> [Set exercise]: Going through the material below, please gather all lines with the word "número" in them.

[Stored items]
════════

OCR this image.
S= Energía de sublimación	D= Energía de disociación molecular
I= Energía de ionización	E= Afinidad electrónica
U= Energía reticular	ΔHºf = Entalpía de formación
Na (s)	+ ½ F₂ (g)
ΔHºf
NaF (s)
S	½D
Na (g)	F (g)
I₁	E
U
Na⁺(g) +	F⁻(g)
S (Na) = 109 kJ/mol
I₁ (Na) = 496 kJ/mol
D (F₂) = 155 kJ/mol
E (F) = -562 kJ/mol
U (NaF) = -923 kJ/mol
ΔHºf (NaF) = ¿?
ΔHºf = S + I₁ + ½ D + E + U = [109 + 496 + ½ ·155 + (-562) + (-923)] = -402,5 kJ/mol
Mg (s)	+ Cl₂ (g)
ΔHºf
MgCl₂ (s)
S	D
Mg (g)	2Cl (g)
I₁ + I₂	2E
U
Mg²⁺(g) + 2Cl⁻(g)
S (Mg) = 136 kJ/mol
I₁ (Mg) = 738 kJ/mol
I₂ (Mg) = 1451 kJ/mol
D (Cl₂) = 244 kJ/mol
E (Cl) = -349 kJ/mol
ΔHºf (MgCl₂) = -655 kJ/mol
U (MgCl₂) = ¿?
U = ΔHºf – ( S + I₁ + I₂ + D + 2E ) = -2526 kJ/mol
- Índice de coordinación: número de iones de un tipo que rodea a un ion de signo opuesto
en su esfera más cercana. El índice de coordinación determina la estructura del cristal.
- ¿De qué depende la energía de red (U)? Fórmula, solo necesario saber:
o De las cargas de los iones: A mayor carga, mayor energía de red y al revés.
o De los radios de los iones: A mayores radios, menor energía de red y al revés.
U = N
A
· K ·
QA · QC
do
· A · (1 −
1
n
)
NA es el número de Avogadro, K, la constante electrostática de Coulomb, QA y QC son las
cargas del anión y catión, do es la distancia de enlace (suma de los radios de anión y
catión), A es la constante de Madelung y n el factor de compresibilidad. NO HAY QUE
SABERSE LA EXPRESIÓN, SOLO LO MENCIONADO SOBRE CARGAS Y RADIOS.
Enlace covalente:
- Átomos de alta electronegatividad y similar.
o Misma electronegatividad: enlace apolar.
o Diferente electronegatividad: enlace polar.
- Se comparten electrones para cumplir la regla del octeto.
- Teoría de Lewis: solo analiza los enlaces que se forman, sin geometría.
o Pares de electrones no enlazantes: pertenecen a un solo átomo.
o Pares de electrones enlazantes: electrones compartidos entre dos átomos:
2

════════

> [Task response]:
- Índice de coordinación: número de iones de un tipo que rodea a un ion de signo opuesto
NA es el número de Avogadro, K, la constante electrostática de Coulomb, QA y QC son las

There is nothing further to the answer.